Problem to solve: Copy out every line of the data exactly.

Information provided:
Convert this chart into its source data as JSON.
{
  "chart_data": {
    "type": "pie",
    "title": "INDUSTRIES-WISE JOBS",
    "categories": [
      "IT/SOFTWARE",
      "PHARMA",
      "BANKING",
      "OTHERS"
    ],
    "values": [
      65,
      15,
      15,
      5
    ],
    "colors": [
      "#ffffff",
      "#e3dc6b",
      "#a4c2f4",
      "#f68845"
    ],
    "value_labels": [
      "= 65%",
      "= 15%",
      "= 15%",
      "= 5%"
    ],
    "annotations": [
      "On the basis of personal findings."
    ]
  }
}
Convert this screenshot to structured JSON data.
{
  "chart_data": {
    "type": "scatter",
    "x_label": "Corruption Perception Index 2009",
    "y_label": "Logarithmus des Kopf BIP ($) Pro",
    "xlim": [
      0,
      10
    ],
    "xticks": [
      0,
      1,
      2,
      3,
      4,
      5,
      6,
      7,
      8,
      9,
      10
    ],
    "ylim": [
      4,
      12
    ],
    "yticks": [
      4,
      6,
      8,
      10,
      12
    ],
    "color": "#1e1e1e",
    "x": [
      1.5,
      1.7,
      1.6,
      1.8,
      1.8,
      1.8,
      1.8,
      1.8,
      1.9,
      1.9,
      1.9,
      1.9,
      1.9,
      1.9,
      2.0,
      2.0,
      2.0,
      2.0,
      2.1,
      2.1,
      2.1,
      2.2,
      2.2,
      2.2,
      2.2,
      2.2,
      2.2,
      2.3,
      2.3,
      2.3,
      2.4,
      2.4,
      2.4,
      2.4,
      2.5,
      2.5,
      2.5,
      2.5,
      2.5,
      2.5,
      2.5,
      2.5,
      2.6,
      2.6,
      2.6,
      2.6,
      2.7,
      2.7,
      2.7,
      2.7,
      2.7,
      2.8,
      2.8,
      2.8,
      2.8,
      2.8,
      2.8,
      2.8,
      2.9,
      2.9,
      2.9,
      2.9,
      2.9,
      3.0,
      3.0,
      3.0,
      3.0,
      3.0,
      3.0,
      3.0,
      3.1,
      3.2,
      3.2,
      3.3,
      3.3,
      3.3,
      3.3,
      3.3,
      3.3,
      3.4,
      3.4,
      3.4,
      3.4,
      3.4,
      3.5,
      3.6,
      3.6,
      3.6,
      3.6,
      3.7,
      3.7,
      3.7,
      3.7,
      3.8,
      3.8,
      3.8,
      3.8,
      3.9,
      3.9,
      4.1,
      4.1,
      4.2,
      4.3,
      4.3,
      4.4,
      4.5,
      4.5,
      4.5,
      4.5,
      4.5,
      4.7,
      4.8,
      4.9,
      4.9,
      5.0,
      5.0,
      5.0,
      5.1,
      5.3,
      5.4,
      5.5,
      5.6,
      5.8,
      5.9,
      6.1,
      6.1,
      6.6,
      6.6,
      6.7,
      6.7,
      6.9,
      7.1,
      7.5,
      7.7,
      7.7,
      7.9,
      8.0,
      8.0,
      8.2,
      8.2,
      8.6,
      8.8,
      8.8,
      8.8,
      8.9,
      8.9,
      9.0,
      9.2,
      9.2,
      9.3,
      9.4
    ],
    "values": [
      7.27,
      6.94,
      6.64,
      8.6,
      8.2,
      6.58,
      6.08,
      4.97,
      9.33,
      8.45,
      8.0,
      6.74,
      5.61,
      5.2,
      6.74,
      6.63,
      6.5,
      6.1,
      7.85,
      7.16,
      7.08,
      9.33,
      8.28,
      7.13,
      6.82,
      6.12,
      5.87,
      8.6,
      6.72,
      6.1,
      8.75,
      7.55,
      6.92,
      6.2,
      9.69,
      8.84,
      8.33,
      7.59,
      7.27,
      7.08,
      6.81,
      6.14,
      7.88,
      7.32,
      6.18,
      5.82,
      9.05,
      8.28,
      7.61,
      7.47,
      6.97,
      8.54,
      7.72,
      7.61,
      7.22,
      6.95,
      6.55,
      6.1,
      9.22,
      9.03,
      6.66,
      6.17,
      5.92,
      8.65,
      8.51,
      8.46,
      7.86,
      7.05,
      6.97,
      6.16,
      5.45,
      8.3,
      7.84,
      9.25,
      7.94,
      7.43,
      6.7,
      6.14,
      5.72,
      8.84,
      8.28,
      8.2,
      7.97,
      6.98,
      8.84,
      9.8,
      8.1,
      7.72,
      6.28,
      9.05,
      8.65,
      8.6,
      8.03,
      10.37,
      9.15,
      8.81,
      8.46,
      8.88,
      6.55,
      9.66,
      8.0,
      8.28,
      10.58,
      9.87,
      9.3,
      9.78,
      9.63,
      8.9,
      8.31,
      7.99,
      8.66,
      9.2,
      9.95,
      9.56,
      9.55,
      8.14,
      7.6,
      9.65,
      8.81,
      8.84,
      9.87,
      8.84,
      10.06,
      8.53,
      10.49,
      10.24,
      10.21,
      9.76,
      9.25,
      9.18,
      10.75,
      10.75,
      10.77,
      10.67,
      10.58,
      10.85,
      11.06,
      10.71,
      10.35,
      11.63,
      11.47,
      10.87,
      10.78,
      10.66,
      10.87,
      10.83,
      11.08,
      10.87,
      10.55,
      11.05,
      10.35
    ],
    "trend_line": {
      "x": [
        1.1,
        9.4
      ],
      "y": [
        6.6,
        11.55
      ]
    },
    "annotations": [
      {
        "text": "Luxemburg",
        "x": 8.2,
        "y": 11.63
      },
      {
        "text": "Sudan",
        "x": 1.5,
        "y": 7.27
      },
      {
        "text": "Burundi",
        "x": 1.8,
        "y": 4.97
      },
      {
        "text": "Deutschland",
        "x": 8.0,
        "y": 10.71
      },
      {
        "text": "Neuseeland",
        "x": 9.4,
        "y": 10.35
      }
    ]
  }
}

Solution for this problem:
Convert this chart into its source data as JSON.
{
  "chart_data": {
    "type": "pie",
    "title": "INDUSTRIES-WISE JOBS",
    "categories": [
      "IT/SOFTWARE",
      "PHARMA",
      "BANKING",
      "OTHERS"
    ],
    "values": [
      65,
      15,
      15,
      5
    ],
    "colors": [
      "#ffffff",
      "#e3dc6b",
      "#a4c2f4",
      "#f68845"
    ],
    "value_labels": [
      "= 65%",
      "= 15%",
      "= 15%",
      "= 5%"
    ],
    "annotations": [
      "On the basis of personal findings."
    ]
  }
}
Convert this screenshot to structured JSON data.
{
  "chart_data": {
    "type": "scatter",
    "x_label": "Corruption Perception Index 2009",
    "y_label": "Logarithmus des Kopf BIP ($) Pro",
    "xlim": [
      0,
      10
    ],
    "xticks": [
      0,
      1,
      2,
      3,
      4,
      5,
      6,
      7,
      8,
      9,
      10
    ],
    "ylim": [
      4,
      12
    ],
    "yticks": [
      4,
      6,
      8,
      10,
      12
    ],
    "color": "#1e1e1e",
    "x": [
      1.5,
      1.7,
      1.6,
      1.8,
      1.8,
      1.8,
      1.8,
      1.8,
      1.9,
      1.9,
      1.9,
      1.9,
      1.9,
      1.9,
      2.0,
      2.0,
      2.0,
      2.0,
      2.1,
      2.1,
      2.1,
      2.2,
      2.2,
      2.2,
      2.2,
      2.2,
      2.2,
      2.3,
      2.3,
      2.3,
      2.4,
      2.4,
      2.4,
      2.4,
      2.5,
      2.5,
      2.5,
      2.5,
      2.5,
      2.5,
      2.5,
      2.5,
      2.6,
      2.6,
      2.6,
      2.6,
      2.7,
      2.7,
      2.7,
      2.7,
      2.7,
      2.8,
      2.8,
      2.8,
      2.8,
      2.8,
      2.8,
      2.8,
      2.9,
      2.9,
      2.9,
      2.9,
      2.9,
      3.0,
      3.0,
      3.0,
      3.0,
      3.0,
      3.0,
      3.0,
      3.1,
      3.2,
      3.2,
      3.3,
      3.3,
      3.3,
      3.3,
      3.3,
      3.3,
      3.4,
      3.4,
      3.4,
      3.4,
      3.4,
      3.5,
      3.6,
      3.6,
      3.6,
      3.6,
      3.7,
      3.7,
      3.7,
      3.7,
      3.8,
      3.8,
      3.8,
      3.8,
      3.9,
      3.9,
      4.1,
      4.1,
      4.2,
      4.3,
      4.3,
      4.4,
      4.5,
      4.5,
      4.5,
      4.5,
      4.5,
      4.7,
      4.8,
      4.9,
      4.9,
      5.0,
      5.0,
      5.0,
      5.1,
      5.3,
      5.4,
      5.5,
      5.6,
      5.8,
      5.9,
      6.1,
      6.1,
      6.6,
      6.6,
      6.7,
      6.7,
      6.9,
      7.1,
      7.5,
      7.7,
      7.7,
      7.9,
      8.0,
      8.0,
      8.2,
      8.2,
      8.6,
      8.8,
      8.8,
      8.8,
      8.9,
      8.9,
      9.0,
      9.2,
      9.2,
      9.3,
      9.4
    ],
    "values": [
      7.27,
      6.94,
      6.64,
      8.6,
      8.2,
      6.58,
      6.08,
      4.97,
      9.33,
      8.45,
      8.0,
      6.74,
      5.61,
      5.2,
      6.74,
      6.63,
      6.5,
      6.1,
      7.85,
      7.16,
      7.08,
      9.33,
      8.28,
      7.13,
      6.82,
      6.12,
      5.87,
      8.6,
      6.72,
      6.1,
      8.75,
      7.55,
      6.92,
      6.2,
      9.69,
      8.84,
      8.33,
      7.59,
      7.27,
      7.08,
      6.81,
      6.14,
      7.88,
      7.32,
      6.18,
      5.82,
      9.05,
      8.28,
      7.61,
      7.47,
      6.97,
      8.54,
      7.72,
      7.61,
      7.22,
      6.95,
      6.55,
      6.1,
      9.22,
      9.03,
      6.66,
      6.17,
      5.92,
      8.65,
      8.51,
      8.46,
      7.86,
      7.05,
      6.97,
      6.16,
      5.45,
      8.3,
      7.84,
      9.25,
      7.94,
      7.43,
      6.7,
      6.14,
      5.72,
      8.84,
      8.28,
      8.2,
      7.97,
      6.98,
      8.84,
      9.8,
      8.1,
      7.72,
      6.28,
      9.05,
      8.65,
      8.6,
      8.03,
      10.37,
      9.15,
      8.81,
      8.46,
      8.88,
      6.55,
      9.66,
      8.0,
      8.28,
      10.58,
      9.87,
      9.3,
      9.78,
      9.63,
      8.9,
      8.31,
      7.99,
      8.66,
      9.2,
      9.95,
      9.56,
      9.55,
      8.14,
      7.6,
      9.65,
      8.81,
      8.84,
      9.87,
      8.84,
      10.06,
      8.53,
      10.49,
      10.24,
      10.21,
      9.76,
      9.25,
      9.18,
      10.75,
      10.75,
      10.77,
      10.67,
      10.58,
      10.85,
      11.06,
      10.71,
      10.35,
      11.63,
      11.47,
      10.87,
      10.78,
      10.66,
      10.87,
      10.83,
      11.08,
      10.87,
      10.55,
      11.05,
      10.35
    ],
    "trend_line": {
      "x": [
        1.1,
        9.4
      ],
      "y": [
        6.6,
        11.55
      ]
    },
    "annotations": [
      {
        "text": "Luxemburg",
        "x": 8.2,
        "y": 11.63
      },
      {
        "text": "Sudan",
        "x": 1.5,
        "y": 7.27
      },
      {
        "text": "Burundi",
        "x": 1.8,
        "y": 4.97
      },
      {
        "text": "Deutschland",
        "x": 8.0,
        "y": 10.71
      },
      {
        "text": "Neuseeland",
        "x": 9.4,
        "y": 10.35
      }
    ]
  }
}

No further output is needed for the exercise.